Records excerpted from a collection
+++
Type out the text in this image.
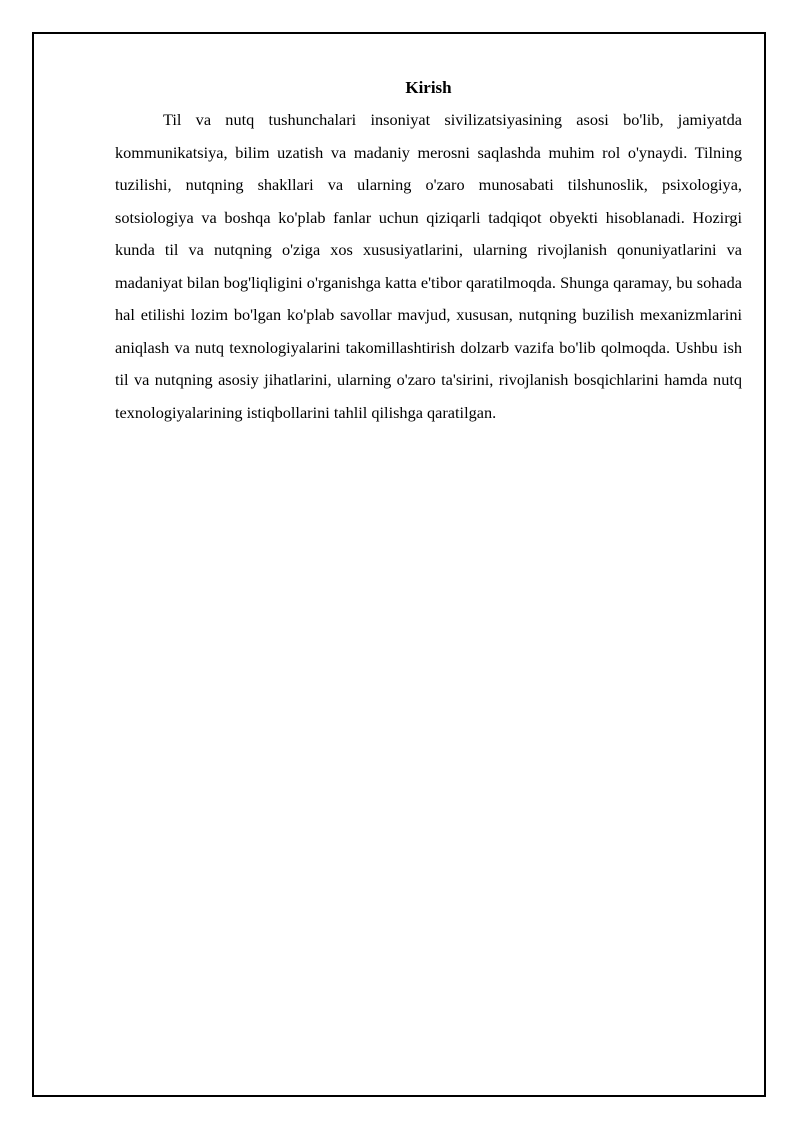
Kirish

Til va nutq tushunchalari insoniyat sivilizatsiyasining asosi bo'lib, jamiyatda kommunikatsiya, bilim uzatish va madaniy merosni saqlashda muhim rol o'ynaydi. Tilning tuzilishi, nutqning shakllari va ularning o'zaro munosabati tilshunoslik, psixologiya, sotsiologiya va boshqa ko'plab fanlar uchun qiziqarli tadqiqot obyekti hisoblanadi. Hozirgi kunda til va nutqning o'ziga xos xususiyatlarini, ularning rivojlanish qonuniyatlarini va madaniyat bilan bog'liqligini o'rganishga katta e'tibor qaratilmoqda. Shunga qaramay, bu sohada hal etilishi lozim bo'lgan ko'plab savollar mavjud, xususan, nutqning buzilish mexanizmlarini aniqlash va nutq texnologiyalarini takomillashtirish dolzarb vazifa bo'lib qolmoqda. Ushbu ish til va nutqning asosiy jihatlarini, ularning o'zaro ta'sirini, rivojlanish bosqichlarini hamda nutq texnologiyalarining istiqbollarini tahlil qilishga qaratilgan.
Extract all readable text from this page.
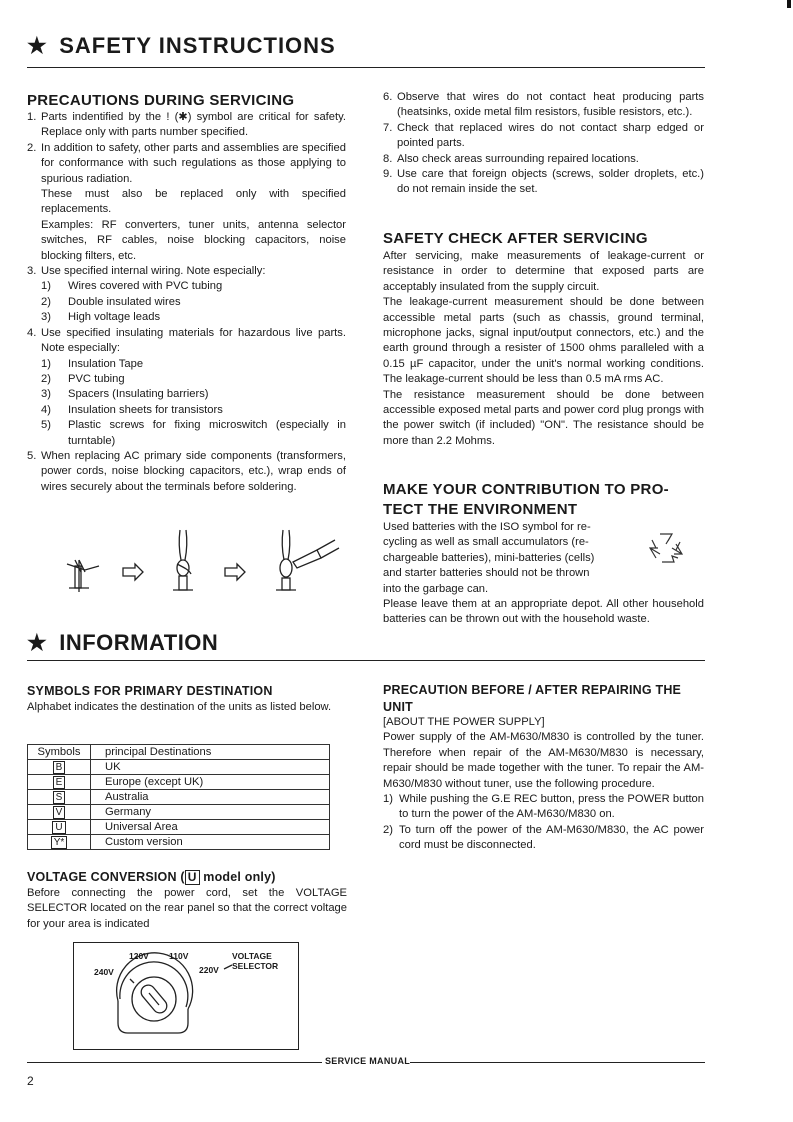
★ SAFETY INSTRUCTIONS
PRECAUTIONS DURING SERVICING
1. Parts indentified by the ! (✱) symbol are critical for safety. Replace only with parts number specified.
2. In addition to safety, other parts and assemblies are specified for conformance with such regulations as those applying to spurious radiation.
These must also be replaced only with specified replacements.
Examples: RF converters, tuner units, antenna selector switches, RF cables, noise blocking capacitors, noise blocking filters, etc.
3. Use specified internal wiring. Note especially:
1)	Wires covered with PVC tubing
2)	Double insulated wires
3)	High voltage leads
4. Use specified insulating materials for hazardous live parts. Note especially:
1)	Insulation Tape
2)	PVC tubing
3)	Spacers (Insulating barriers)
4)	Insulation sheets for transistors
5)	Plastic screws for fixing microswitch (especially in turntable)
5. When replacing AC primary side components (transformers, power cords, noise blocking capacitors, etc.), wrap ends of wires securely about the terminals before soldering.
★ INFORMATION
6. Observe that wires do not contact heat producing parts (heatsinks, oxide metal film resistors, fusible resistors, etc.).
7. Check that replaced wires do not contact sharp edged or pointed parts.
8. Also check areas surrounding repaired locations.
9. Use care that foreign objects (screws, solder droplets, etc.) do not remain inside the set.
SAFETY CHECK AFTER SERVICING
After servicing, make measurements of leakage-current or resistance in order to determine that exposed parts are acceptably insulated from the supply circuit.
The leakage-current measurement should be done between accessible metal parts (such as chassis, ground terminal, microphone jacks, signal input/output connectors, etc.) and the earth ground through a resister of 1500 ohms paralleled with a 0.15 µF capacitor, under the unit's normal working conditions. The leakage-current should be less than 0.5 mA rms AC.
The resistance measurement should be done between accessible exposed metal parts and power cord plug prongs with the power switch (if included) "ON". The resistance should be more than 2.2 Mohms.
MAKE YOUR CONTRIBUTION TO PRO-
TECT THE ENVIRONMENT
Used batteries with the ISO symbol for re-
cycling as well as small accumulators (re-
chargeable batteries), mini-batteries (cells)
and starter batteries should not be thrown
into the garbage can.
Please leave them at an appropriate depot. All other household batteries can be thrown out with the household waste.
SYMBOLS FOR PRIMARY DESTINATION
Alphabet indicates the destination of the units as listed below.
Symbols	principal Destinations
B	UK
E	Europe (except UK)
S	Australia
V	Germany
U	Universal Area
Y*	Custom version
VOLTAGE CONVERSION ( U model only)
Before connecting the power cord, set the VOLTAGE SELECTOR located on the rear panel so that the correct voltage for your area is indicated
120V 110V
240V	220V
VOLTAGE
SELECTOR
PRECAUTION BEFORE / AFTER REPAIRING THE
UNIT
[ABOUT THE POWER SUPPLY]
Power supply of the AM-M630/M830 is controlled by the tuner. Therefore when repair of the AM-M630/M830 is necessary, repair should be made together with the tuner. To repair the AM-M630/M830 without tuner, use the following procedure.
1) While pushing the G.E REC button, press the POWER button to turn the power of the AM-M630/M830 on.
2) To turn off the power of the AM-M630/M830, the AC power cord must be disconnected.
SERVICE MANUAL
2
+++
#### Work to do
From the records above, pull out each line that has "such".

#### Solution
2. In addition to safety, other parts and assemblies are specified for conformance with such regulations as those applying to spurious radiation.
The leakage-current measurement should be done between accessible metal parts (such as chassis, ground terminal, microphone jacks, signal input/output connectors, etc.) and the earth ground through a resister of 1500 ohms paralleled with a 0.15 µF capacitor, under the unit's normal working conditions. The leakage-current should be less than 0.5 mA rms AC.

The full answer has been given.